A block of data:
════

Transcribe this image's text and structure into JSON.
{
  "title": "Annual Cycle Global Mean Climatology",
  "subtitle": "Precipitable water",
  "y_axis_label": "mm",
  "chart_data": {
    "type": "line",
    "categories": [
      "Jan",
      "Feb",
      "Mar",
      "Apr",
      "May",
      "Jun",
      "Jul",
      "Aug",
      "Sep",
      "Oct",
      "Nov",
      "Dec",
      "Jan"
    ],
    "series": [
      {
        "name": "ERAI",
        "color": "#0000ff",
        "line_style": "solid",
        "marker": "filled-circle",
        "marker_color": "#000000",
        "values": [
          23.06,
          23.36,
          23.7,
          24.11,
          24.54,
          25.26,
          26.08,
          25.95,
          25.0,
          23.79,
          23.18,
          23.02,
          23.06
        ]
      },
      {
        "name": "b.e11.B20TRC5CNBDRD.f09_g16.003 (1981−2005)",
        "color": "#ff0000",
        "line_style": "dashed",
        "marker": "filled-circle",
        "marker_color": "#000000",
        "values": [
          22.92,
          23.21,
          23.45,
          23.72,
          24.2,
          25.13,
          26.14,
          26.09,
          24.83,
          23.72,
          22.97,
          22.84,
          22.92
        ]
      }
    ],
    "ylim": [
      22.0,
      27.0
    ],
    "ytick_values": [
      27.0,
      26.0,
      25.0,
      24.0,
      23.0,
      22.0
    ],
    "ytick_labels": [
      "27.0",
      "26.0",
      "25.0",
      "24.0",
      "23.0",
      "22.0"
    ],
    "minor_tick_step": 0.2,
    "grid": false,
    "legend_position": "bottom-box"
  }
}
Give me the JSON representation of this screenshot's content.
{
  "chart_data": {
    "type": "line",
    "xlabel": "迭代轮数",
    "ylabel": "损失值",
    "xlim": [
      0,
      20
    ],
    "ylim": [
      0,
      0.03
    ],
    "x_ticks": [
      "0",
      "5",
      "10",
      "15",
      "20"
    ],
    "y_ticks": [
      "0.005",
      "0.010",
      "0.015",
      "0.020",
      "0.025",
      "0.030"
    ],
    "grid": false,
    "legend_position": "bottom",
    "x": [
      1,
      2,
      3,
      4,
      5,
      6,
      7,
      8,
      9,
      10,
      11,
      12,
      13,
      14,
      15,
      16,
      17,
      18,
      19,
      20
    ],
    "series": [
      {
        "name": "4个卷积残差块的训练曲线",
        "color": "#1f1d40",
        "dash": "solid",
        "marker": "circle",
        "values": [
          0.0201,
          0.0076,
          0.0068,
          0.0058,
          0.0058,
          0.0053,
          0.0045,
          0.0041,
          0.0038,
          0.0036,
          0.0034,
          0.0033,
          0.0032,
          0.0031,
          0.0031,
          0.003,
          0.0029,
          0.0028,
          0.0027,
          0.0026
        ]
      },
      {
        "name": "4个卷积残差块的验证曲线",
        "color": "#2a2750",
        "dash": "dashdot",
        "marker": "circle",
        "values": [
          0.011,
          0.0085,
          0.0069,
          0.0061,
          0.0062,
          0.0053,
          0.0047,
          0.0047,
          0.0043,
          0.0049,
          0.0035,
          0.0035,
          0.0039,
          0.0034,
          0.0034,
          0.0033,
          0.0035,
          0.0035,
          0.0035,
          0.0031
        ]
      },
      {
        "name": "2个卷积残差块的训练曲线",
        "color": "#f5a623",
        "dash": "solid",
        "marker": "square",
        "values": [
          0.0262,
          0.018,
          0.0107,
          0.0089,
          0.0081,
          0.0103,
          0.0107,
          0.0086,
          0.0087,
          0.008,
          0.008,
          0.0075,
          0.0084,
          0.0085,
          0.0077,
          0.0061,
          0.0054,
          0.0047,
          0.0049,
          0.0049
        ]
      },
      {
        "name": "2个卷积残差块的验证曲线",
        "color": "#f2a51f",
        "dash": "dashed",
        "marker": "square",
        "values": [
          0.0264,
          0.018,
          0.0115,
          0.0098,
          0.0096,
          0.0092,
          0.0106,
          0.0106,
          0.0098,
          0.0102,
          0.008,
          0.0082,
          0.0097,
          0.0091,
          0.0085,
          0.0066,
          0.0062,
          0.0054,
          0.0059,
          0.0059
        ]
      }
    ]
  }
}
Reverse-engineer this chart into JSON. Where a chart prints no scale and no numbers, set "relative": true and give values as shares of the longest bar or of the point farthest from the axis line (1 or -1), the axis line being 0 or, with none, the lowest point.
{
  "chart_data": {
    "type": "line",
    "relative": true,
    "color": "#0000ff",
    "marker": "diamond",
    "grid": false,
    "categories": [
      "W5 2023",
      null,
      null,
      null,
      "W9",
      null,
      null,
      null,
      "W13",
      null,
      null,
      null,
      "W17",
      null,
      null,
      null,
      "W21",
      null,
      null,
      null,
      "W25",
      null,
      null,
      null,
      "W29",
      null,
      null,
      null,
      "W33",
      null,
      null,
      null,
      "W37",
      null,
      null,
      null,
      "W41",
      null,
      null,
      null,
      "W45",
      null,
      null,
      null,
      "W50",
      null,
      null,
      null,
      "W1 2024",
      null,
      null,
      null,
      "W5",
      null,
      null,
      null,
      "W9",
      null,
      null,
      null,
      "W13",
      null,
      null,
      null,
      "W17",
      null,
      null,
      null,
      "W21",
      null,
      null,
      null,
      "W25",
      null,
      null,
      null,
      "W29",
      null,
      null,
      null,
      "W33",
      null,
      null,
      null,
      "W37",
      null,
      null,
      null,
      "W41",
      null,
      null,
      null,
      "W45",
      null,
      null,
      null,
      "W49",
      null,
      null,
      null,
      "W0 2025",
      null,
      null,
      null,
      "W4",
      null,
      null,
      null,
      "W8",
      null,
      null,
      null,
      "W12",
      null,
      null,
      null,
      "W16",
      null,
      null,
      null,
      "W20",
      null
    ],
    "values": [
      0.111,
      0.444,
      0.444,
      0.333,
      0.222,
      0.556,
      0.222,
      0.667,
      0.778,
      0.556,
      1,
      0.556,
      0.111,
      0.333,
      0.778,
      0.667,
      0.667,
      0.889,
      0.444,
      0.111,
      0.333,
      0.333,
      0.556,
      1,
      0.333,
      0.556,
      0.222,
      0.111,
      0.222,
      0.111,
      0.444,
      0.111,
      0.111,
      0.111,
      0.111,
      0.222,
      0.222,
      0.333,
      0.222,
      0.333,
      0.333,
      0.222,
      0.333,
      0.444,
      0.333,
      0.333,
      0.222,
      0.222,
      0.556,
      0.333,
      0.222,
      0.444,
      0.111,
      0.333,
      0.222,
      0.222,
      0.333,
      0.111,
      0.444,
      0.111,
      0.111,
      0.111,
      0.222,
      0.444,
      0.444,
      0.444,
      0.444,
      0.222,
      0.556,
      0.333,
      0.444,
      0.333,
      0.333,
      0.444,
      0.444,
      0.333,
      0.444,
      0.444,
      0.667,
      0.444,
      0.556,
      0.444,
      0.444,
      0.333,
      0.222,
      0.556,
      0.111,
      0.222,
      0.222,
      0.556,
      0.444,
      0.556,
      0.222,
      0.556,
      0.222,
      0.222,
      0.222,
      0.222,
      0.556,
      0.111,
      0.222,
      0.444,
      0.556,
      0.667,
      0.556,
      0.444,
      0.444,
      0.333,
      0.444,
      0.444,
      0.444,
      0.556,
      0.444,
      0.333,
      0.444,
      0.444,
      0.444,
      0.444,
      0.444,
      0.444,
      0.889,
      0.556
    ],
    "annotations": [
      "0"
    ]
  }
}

════

#### [Aim]
All of the material must be reproduced exactly.

#### [Expected output]
Transcribe this image's text and structure into JSON.
{
  "title": "Annual Cycle Global Mean Climatology",
  "subtitle": "Precipitable water",
  "y_axis_label": "mm",
  "chart_data": {
    "type": "line",
    "categories": [
      "Jan",
      "Feb",
      "Mar",
      "Apr",
      "May",
      "Jun",
      "Jul",
      "Aug",
      "Sep",
      "Oct",
      "Nov",
      "Dec",
      "Jan"
    ],
    "series": [
      {
        "name": "ERAI",
        "color": "#0000ff",
        "line_style": "solid",
        "marker": "filled-circle",
        "marker_color": "#000000",
        "values": [
          23.06,
          23.36,
          23.7,
          24.11,
          24.54,
          25.26,
          26.08,
          25.95,
          25.0,
          23.79,
          23.18,
          23.02,
          23.06
        ]
      },
      {
        "name": "b.e11.B20TRC5CNBDRD.f09_g16.003 (1981−2005)",
        "color": "#ff0000",
        "line_style": "dashed",
        "marker": "filled-circle",
        "marker_color": "#000000",
        "values": [
          22.92,
          23.21,
          23.45,
          23.72,
          24.2,
          25.13,
          26.14,
          26.09,
          24.83,
          23.72,
          22.97,
          22.84,
          22.92
        ]
      }
    ],
    "ylim": [
      22.0,
      27.0
    ],
    "ytick_values": [
      27.0,
      26.0,
      25.0,
      24.0,
      23.0,
      22.0
    ],
    "ytick_labels": [
      "27.0",
      "26.0",
      "25.0",
      "24.0",
      "23.0",
      "22.0"
    ],
    "minor_tick_step": 0.2,
    "grid": false,
    "legend_position": "bottom-box"
  }
}
Give me the JSON representation of this screenshot's content.
{
  "chart_data": {
    "type": "line",
    "xlabel": "迭代轮数",
    "ylabel": "损失值",
    "xlim": [
      0,
      20
    ],
    "ylim": [
      0,
      0.03
    ],
    "x_ticks": [
      "0",
      "5",
      "10",
      "15",
      "20"
    ],
    "y_ticks": [
      "0.005",
      "0.010",
      "0.015",
      "0.020",
      "0.025",
      "0.030"
    ],
    "grid": false,
    "legend_position": "bottom",
    "x": [
      1,
      2,
      3,
      4,
      5,
      6,
      7,
      8,
      9,
      10,
      11,
      12,
      13,
      14,
      15,
      16,
      17,
      18,
      19,
      20
    ],
    "series": [
      {
        "name": "4个卷积残差块的训练曲线",
        "color": "#1f1d40",
        "dash": "solid",
        "marker": "circle",
        "values": [
          0.0201,
          0.0076,
          0.0068,
          0.0058,
          0.0058,
          0.0053,
          0.0045,
          0.0041,
          0.0038,
          0.0036,
          0.0034,
          0.0033,
          0.0032,
          0.0031,
          0.0031,
          0.003,
          0.0029,
          0.0028,
          0.0027,
          0.0026
        ]
      },
      {
        "name": "4个卷积残差块的验证曲线",
        "color": "#2a2750",
        "dash": "dashdot",
        "marker": "circle",
        "values": [
          0.011,
          0.0085,
          0.0069,
          0.0061,
          0.0062,
          0.0053,
          0.0047,
          0.0047,
          0.0043,
          0.0049,
          0.0035,
          0.0035,
          0.0039,
          0.0034,
          0.0034,
          0.0033,
          0.0035,
          0.0035,
          0.0035,
          0.0031
        ]
      },
      {
        "name": "2个卷积残差块的训练曲线",
        "color": "#f5a623",
        "dash": "solid",
        "marker": "square",
        "values": [
          0.0262,
          0.018,
          0.0107,
          0.0089,
          0.0081,
          0.0103,
          0.0107,
          0.0086,
          0.0087,
          0.008,
          0.008,
          0.0075,
          0.0084,
          0.0085,
          0.0077,
          0.0061,
          0.0054,
          0.0047,
          0.0049,
          0.0049
        ]
      },
      {
        "name": "2个卷积残差块的验证曲线",
        "color": "#f2a51f",
        "dash": "dashed",
        "marker": "square",
        "values": [
          0.0264,
          0.018,
          0.0115,
          0.0098,
          0.0096,
          0.0092,
          0.0106,
          0.0106,
          0.0098,
          0.0102,
          0.008,
          0.0082,
          0.0097,
          0.0091,
          0.0085,
          0.0066,
          0.0062,
          0.0054,
          0.0059,
          0.0059
        ]
      }
    ]
  }
}
Reverse-engineer this chart into JSON. Where a chart prints no scale and no numbers, set "relative": true and give values as shares of the longest bar or of the point farthest from the axis line (1 or -1), the axis line being 0 or, with none, the lowest point.
{
  "chart_data": {
    "type": "line",
    "relative": true,
    "color": "#0000ff",
    "marker": "diamond",
    "grid": false,
    "categories": [
      "W5 2023",
      null,
      null,
      null,
      "W9",
      null,
      null,
      null,
      "W13",
      null,
      null,
      null,
      "W17",
      null,
      null,
      null,
      "W21",
      null,
      null,
      null,
      "W25",
      null,
      null,
      null,
      "W29",
      null,
      null,
      null,
      "W33",
      null,
      null,
      null,
      "W37",
      null,
      null,
      null,
      "W41",
      null,
      null,
      null,
      "W45",
      null,
      null,
      null,
      "W50",
      null,
      null,
      null,
      "W1 2024",
      null,
      null,
      null,
      "W5",
      null,
      null,
      null,
      "W9",
      null,
      null,
      null,
      "W13",
      null,
      null,
      null,
      "W17",
      null,
      null,
      null,
      "W21",
      null,
      null,
      null,
      "W25",
      null,
      null,
      null,
      "W29",
      null,
      null,
      null,
      "W33",
      null,
      null,
      null,
      "W37",
      null,
      null,
      null,
      "W41",
      null,
      null,
      null,
      "W45",
      null,
      null,
      null,
      "W49",
      null,
      null,
      null,
      "W0 2025",
      null,
      null,
      null,
      "W4",
      null,
      null,
      null,
      "W8",
      null,
      null,
      null,
      "W12",
      null,
      null,
      null,
      "W16",
      null,
      null,
      null,
      "W20",
      null
    ],
    "values": [
      0.111,
      0.444,
      0.444,
      0.333,
      0.222,
      0.556,
      0.222,
      0.667,
      0.778,
      0.556,
      1,
      0.556,
      0.111,
      0.333,
      0.778,
      0.667,
      0.667,
      0.889,
      0.444,
      0.111,
      0.333,
      0.333,
      0.556,
      1,
      0.333,
      0.556,
      0.222,
      0.111,
      0.222,
      0.111,
      0.444,
      0.111,
      0.111,
      0.111,
      0.111,
      0.222,
      0.222,
      0.333,
      0.222,
      0.333,
      0.333,
      0.222,
      0.333,
      0.444,
      0.333,
      0.333,
      0.222,
      0.222,
      0.556,
      0.333,
      0.222,
      0.444,
      0.111,
      0.333,
      0.222,
      0.222,
      0.333,
      0.111,
      0.444,
      0.111,
      0.111,
      0.111,
      0.222,
      0.444,
      0.444,
      0.444,
      0.444,
      0.222,
      0.556,
      0.333,
      0.444,
      0.333,
      0.333,
      0.444,
      0.444,
      0.333,
      0.444,
      0.444,
      0.667,
      0.444,
      0.556,
      0.444,
      0.444,
      0.333,
      0.222,
      0.556,
      0.111,
      0.222,
      0.222,
      0.556,
      0.444,
      0.556,
      0.222,
      0.556,
      0.222,
      0.222,
      0.222,
      0.222,
      0.556,
      0.111,
      0.222,
      0.444,
      0.556,
      0.667,
      0.556,
      0.444,
      0.444,
      0.333,
      0.444,
      0.444,
      0.444,
      0.556,
      0.444,
      0.333,
      0.444,
      0.444,
      0.444,
      0.444,
      0.444,
      0.444,
      0.889,
      0.556
    ],
    "annotations": [
      "0"
    ]
  }
}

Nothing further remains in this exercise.